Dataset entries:
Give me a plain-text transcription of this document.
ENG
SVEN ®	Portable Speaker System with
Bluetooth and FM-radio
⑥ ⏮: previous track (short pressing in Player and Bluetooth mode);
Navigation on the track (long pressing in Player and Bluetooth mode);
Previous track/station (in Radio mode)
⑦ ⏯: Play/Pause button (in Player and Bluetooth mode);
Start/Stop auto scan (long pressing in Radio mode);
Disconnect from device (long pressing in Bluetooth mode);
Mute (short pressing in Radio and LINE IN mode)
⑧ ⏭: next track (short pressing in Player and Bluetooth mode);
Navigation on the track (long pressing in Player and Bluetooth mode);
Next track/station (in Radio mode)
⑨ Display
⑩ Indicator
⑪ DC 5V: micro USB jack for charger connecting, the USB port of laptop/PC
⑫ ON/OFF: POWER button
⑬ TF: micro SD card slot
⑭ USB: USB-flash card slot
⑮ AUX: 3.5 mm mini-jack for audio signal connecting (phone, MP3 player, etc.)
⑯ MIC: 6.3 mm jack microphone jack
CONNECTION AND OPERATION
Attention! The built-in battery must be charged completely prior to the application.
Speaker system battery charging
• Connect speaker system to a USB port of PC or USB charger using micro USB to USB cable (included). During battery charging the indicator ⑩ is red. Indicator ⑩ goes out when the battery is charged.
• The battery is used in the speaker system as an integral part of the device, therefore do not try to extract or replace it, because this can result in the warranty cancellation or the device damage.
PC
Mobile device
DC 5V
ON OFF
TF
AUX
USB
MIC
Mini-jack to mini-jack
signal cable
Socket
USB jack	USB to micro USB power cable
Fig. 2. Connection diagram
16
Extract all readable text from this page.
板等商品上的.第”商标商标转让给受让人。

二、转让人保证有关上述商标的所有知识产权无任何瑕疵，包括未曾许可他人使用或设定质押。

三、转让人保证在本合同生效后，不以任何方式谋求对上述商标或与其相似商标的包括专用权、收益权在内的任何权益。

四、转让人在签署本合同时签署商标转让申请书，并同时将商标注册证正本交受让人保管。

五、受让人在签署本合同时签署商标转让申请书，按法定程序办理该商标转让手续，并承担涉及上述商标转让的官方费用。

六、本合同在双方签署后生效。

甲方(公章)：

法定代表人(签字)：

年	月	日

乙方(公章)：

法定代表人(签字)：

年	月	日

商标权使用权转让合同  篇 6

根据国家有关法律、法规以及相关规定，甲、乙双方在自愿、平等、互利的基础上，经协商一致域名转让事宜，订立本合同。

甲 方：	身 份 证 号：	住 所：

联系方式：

PROBLEM: Using the listing above, gather each line that holds the string "track" and copy it.

SOLUTION:
⑥ ⏮: previous track (short pressing in Player and Bluetooth mode);
Navigation on the track (long pressing in Player and Bluetooth mode);
Previous track/station (in Radio mode)
⑧ ⏭: next track (short pressing in Player and Bluetooth mode);
Navigation on the track (long pressing in Player and Bluetooth mode);
Next track/station (in Radio mode)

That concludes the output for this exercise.